*Rows from a figure dataset*:
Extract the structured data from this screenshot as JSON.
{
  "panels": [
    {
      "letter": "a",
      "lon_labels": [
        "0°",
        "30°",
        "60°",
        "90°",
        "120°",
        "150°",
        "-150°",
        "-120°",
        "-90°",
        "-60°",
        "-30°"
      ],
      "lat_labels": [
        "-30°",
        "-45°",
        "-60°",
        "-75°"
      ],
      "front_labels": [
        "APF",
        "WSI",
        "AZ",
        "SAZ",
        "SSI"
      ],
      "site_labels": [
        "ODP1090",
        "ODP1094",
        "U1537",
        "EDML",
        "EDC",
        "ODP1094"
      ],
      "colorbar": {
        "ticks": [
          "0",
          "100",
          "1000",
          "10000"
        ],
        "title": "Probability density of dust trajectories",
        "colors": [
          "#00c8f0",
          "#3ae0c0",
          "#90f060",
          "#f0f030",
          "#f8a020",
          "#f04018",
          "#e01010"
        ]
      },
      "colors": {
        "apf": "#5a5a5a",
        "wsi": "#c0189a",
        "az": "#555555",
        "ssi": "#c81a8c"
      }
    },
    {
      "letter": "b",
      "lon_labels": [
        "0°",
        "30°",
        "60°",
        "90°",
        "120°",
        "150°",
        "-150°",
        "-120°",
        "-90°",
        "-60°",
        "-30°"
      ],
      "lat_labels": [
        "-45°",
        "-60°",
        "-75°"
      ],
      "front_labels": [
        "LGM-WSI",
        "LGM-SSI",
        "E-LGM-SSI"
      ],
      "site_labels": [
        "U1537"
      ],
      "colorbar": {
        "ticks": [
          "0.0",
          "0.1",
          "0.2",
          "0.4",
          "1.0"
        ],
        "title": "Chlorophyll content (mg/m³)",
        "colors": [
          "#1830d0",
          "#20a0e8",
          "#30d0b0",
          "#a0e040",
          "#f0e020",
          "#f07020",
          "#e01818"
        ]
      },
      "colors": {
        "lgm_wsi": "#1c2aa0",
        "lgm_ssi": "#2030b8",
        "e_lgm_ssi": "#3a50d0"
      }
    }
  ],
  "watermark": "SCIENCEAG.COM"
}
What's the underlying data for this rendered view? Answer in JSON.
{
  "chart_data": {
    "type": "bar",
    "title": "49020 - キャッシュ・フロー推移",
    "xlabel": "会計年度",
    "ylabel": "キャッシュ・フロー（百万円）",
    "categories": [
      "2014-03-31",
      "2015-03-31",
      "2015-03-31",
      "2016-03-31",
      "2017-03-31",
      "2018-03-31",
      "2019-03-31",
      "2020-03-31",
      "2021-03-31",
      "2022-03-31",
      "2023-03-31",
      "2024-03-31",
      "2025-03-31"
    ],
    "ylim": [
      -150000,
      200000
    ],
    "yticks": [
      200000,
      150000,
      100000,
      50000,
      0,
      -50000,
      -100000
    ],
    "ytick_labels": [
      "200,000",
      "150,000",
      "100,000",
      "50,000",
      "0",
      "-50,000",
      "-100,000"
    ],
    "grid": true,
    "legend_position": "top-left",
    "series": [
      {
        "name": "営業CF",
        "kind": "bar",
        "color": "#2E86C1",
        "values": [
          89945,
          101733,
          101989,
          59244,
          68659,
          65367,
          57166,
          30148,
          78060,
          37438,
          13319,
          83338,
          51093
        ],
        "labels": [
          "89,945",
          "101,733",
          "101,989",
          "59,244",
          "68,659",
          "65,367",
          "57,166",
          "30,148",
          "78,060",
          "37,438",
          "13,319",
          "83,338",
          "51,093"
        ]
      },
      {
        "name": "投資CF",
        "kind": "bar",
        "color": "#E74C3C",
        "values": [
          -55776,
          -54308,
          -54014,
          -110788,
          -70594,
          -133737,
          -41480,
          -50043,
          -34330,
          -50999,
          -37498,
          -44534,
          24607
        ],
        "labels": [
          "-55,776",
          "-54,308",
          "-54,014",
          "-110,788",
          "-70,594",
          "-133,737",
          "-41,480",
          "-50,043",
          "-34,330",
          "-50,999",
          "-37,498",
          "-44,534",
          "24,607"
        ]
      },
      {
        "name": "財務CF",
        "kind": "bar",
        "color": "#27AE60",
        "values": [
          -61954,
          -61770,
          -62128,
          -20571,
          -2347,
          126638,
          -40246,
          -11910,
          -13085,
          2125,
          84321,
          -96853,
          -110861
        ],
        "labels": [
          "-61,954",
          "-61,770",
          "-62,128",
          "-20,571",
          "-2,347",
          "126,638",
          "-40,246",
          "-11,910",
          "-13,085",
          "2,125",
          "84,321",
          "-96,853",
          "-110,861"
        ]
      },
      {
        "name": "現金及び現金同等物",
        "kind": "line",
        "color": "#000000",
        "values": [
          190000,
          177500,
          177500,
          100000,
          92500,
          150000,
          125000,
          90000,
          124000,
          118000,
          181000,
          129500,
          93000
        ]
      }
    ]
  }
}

*EXERCISE INSTRUCTIONS*:
Copy out each record exactly as given, omitting none.

*ANSWER FOR THIS EXERCISE*:
Extract the structured data from this screenshot as JSON.
{
  "panels": [
    {
      "letter": "a",
      "lon_labels": [
        "0°",
        "30°",
        "60°",
        "90°",
        "120°",
        "150°",
        "-150°",
        "-120°",
        "-90°",
        "-60°",
        "-30°"
      ],
      "lat_labels": [
        "-30°",
        "-45°",
        "-60°",
        "-75°"
      ],
      "front_labels": [
        "APF",
        "WSI",
        "AZ",
        "SAZ",
        "SSI"
      ],
      "site_labels": [
        "ODP1090",
        "ODP1094",
        "U1537",
        "EDML",
        "EDC",
        "ODP1094"
      ],
      "colorbar": {
        "ticks": [
          "0",
          "100",
          "1000",
          "10000"
        ],
        "title": "Probability density of dust trajectories",
        "colors": [
          "#00c8f0",
          "#3ae0c0",
          "#90f060",
          "#f0f030",
          "#f8a020",
          "#f04018",
          "#e01010"
        ]
      },
      "colors": {
        "apf": "#5a5a5a",
        "wsi": "#c0189a",
        "az": "#555555",
        "ssi": "#c81a8c"
      }
    },
    {
      "letter": "b",
      "lon_labels": [
        "0°",
        "30°",
        "60°",
        "90°",
        "120°",
        "150°",
        "-150°",
        "-120°",
        "-90°",
        "-60°",
        "-30°"
      ],
      "lat_labels": [
        "-45°",
        "-60°",
        "-75°"
      ],
      "front_labels": [
        "LGM-WSI",
        "LGM-SSI",
        "E-LGM-SSI"
      ],
      "site_labels": [
        "U1537"
      ],
      "colorbar": {
        "ticks": [
          "0.0",
          "0.1",
          "0.2",
          "0.4",
          "1.0"
        ],
        "title": "Chlorophyll content (mg/m³)",
        "colors": [
          "#1830d0",
          "#20a0e8",
          "#30d0b0",
          "#a0e040",
          "#f0e020",
          "#f07020",
          "#e01818"
        ]
      },
      "colors": {
        "lgm_wsi": "#1c2aa0",
        "lgm_ssi": "#2030b8",
        "e_lgm_ssi": "#3a50d0"
      }
    }
  ],
  "watermark": "SCIENCEAG.COM"
}
What's the underlying data for this rendered view? Answer in JSON.
{
  "chart_data": {
    "type": "bar",
    "title": "49020 - キャッシュ・フロー推移",
    "xlabel": "会計年度",
    "ylabel": "キャッシュ・フロー（百万円）",
    "categories": [
      "2014-03-31",
      "2015-03-31",
      "2015-03-31",
      "2016-03-31",
      "2017-03-31",
      "2018-03-31",
      "2019-03-31",
      "2020-03-31",
      "2021-03-31",
      "2022-03-31",
      "2023-03-31",
      "2024-03-31",
      "2025-03-31"
    ],
    "ylim": [
      -150000,
      200000
    ],
    "yticks": [
      200000,
      150000,
      100000,
      50000,
      0,
      -50000,
      -100000
    ],
    "ytick_labels": [
      "200,000",
      "150,000",
      "100,000",
      "50,000",
      "0",
      "-50,000",
      "-100,000"
    ],
    "grid": true,
    "legend_position": "top-left",
    "series": [
      {
        "name": "営業CF",
        "kind": "bar",
        "color": "#2E86C1",
        "values": [
          89945,
          101733,
          101989,
          59244,
          68659,
          65367,
          57166,
          30148,
          78060,
          37438,
          13319,
          83338,
          51093
        ],
        "labels": [
          "89,945",
          "101,733",
          "101,989",
          "59,244",
          "68,659",
          "65,367",
          "57,166",
          "30,148",
          "78,060",
          "37,438",
          "13,319",
          "83,338",
          "51,093"
        ]
      },
      {
        "name": "投資CF",
        "kind": "bar",
        "color": "#E74C3C",
        "values": [
          -55776,
          -54308,
          -54014,
          -110788,
          -70594,
          -133737,
          -41480,
          -50043,
          -34330,
          -50999,
          -37498,
          -44534,
          24607
        ],
        "labels": [
          "-55,776",
          "-54,308",
          "-54,014",
          "-110,788",
          "-70,594",
          "-133,737",
          "-41,480",
          "-50,043",
          "-34,330",
          "-50,999",
          "-37,498",
          "-44,534",
          "24,607"
        ]
      },
      {
        "name": "財務CF",
        "kind": "bar",
        "color": "#27AE60",
        "values": [
          -61954,
          -61770,
          -62128,
          -20571,
          -2347,
          126638,
          -40246,
          -11910,
          -13085,
          2125,
          84321,
          -96853,
          -110861
        ],
        "labels": [
          "-61,954",
          "-61,770",
          "-62,128",
          "-20,571",
          "-2,347",
          "126,638",
          "-40,246",
          "-11,910",
          "-13,085",
          "2,125",
          "84,321",
          "-96,853",
          "-110,861"
        ]
      },
      {
        "name": "現金及び現金同等物",
        "kind": "line",
        "color": "#000000",
        "values": [
          190000,
          177500,
          177500,
          100000,
          92500,
          150000,
          125000,
          90000,
          124000,
          118000,
          181000,
          129500,
          93000
        ]
      }
    ]
  }
}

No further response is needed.